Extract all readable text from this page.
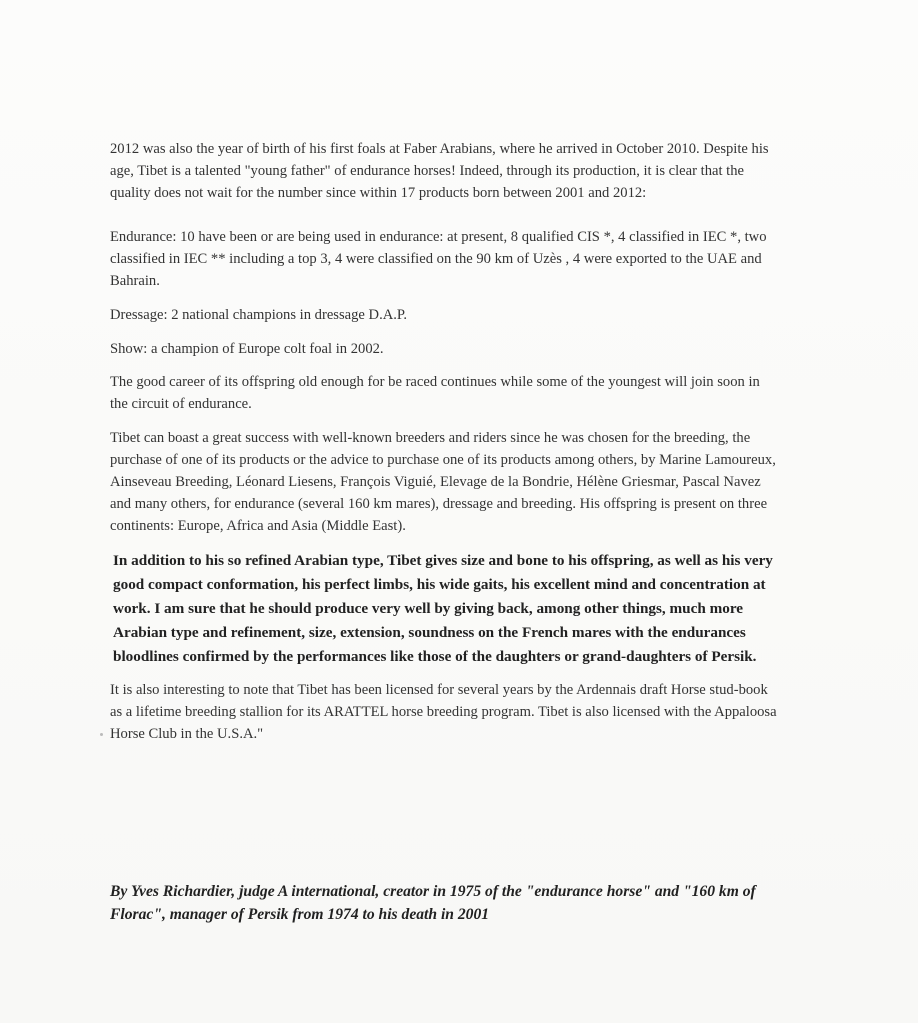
2012 was also the year of birth of his first foals at Faber Arabians, where he arrived in October 2010. Despite his age, Tibet is a talented "young father" of endurance horses! Indeed, through its production, it is clear that the quality does not wait for the number since within 17 products born between 2001 and 2012:

Endurance: 10 have been or are being used in endurance: at present, 8 qualified CIS *, 4 classified in IEC *, two classified in IEC ** including a top 3, 4 were classified on the 90 km of Uzès , 4 were exported to the UAE and Bahrain.

Dressage: 2 national champions in dressage D.A.P.

Show: a champion of Europe colt foal in 2002.

The good career of its offspring old enough for be raced continues while some of the youngest will join soon in the circuit of endurance.

Tibet can boast a great success with well-known breeders and riders since he was chosen for the breeding, the purchase of one of its products or the advice to purchase one of its products among others, by Marine Lamoureux, Ainseveau Breeding, Léonard Liesens, François Viguié, Elevage de la Bondrie, Hélène Griesmar, Pascal Navez and many others, for endurance (several 160 km mares), dressage and breeding. His offspring is present on three continents: Europe, Africa and Asia (Middle East).

In addition to his so refined Arabian type, Tibet gives size and bone to his offspring, as well as his very good compact conformation, his perfect limbs, his wide gaits, his excellent mind and concentration at work. I am sure that he should produce very well by giving back, among other things, much more Arabian type and refinement, size, extension, soundness on the French mares with the endurances bloodlines confirmed by the performances like those of the daughters or grand-daughters of Persik.

It is also interesting to note that Tibet has been licensed for several years by the Ardennais draft Horse stud-book as a lifetime breeding stallion for its ARATTEL horse breeding program. Tibet is also licensed with the Appaloosa Horse Club in the U.S.A."

By Yves Richardier, judge A international, creator in 1975 of the "endurance horse" and "160 km of Florac", manager of Persik from 1974 to his death in 2001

● **GIVEN EXERCISE**
Without the pictures, write out the whole listing above exactly as it appears.

● **WRITTEN ANSWER**
Extract all readable text from this page.
2012 was also the year of birth of his first foals at Faber Arabians, where he arrived in October 2010. Despite his age, Tibet is a talented "young father" of endurance horses! Indeed, through its production, it is clear that the quality does not wait for the number since within 17 products born between 2001 and 2012:

Endurance: 10 have been or are being used in endurance: at present, 8 qualified CIS *, 4 classified in IEC *, two classified in IEC ** including a top 3, 4 were classified on the 90 km of Uzès , 4 were exported to the UAE and Bahrain.

Dressage: 2 national champions in dressage D.A.P.

Show: a champion of Europe colt foal in 2002.

The good career of its offspring old enough for be raced continues while some of the youngest will join soon in the circuit of endurance.

Tibet can boast a great success with well-known breeders and riders since he was chosen for the breeding, the purchase of one of its products or the advice to purchase one of its products among others, by Marine Lamoureux, Ainseveau Breeding, Léonard Liesens, François Viguié, Elevage de la Bondrie, Hélène Griesmar, Pascal Navez and many others, for endurance (several 160 km mares), dressage and breeding. His offspring is present on three continents: Europe, Africa and Asia (Middle East).

In addition to his so refined Arabian type, Tibet gives size and bone to his offspring, as well as his very good compact conformation, his perfect limbs, his wide gaits, his excellent mind and concentration at work. I am sure that he should produce very well by giving back, among other things, much more Arabian type and refinement, size, extension, soundness on the French mares with the endurances bloodlines confirmed by the performances like those of the daughters or grand-daughters of Persik.

It is also interesting to note that Tibet has been licensed for several years by the Ardennais draft Horse stud-book as a lifetime breeding stallion for its ARATTEL horse breeding program. Tibet is also licensed with the Appaloosa Horse Club in the U.S.A."

By Yves Richardier, judge A international, creator in 1975 of the "endurance horse" and "160 km of Florac", manager of Persik from 1974 to his death in 2001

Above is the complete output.